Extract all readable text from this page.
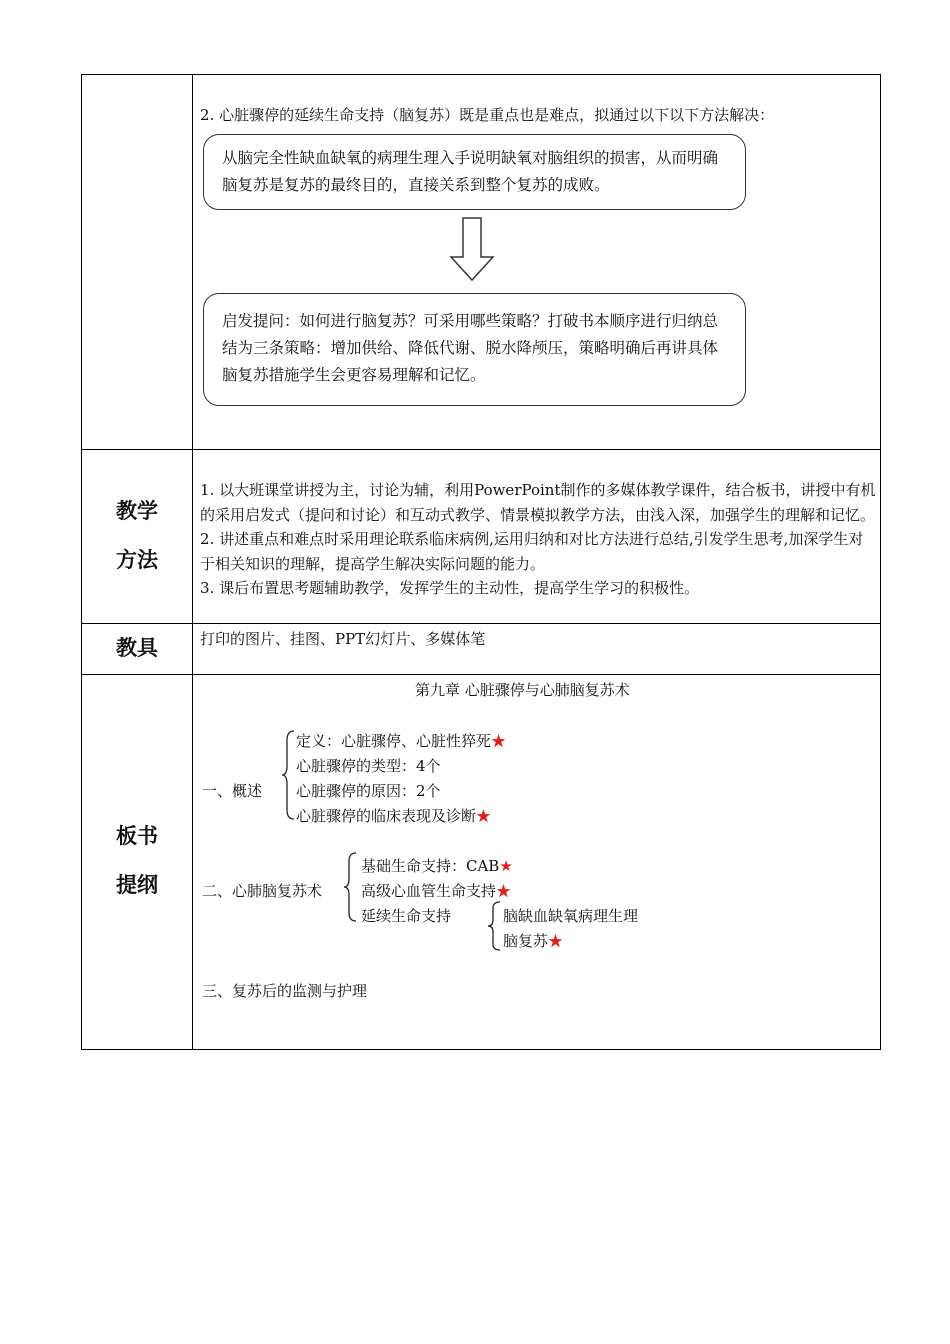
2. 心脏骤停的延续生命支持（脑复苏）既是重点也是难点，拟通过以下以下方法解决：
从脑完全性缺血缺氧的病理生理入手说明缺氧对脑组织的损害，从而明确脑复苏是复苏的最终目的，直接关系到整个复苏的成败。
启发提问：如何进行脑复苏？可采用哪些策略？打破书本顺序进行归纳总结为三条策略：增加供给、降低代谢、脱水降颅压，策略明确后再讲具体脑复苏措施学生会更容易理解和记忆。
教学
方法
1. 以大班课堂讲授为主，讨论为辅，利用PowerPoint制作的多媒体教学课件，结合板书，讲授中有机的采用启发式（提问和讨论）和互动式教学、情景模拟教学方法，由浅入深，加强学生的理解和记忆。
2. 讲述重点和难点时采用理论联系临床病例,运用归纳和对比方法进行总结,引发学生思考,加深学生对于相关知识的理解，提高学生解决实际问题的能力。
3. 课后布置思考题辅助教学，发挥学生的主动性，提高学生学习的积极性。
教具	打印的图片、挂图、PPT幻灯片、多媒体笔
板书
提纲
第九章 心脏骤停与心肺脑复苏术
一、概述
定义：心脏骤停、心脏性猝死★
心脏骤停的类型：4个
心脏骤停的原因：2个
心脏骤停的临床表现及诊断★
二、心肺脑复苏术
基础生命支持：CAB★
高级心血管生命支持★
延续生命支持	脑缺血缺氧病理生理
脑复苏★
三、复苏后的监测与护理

* * * *

EXERCISE BRIEF: Every record above should come back exactly, but without its pictures.

EXPECTED OUTPUT:
Extract all readable text from this page.
2. 心脏骤停的延续生命支持（脑复苏）既是重点也是难点，拟通过以下以下方法解决：
从脑完全性缺血缺氧的病理生理入手说明缺氧对脑组织的损害，从而明确脑复苏是复苏的最终目的，直接关系到整个复苏的成败。
启发提问：如何进行脑复苏？可采用哪些策略？打破书本顺序进行归纳总结为三条策略：增加供给、降低代谢、脱水降颅压，策略明确后再讲具体脑复苏措施学生会更容易理解和记忆。
教学
方法
1. 以大班课堂讲授为主，讨论为辅，利用PowerPoint制作的多媒体教学课件，结合板书，讲授中有机的采用启发式（提问和讨论）和互动式教学、情景模拟教学方法，由浅入深，加强学生的理解和记忆。
2. 讲述重点和难点时采用理论联系临床病例,运用归纳和对比方法进行总结,引发学生思考,加深学生对于相关知识的理解，提高学生解决实际问题的能力。
3. 课后布置思考题辅助教学，发挥学生的主动性，提高学生学习的积极性。
教具	打印的图片、挂图、PPT幻灯片、多媒体笔
板书
提纲
第九章 心脏骤停与心肺脑复苏术
一、概述
定义：心脏骤停、心脏性猝死★
心脏骤停的类型：4个
心脏骤停的原因：2个
心脏骤停的临床表现及诊断★
二、心肺脑复苏术
基础生命支持：CAB★
高级心血管生命支持★
延续生命支持	脑缺血缺氧病理生理
脑复苏★
三、复苏后的监测与护理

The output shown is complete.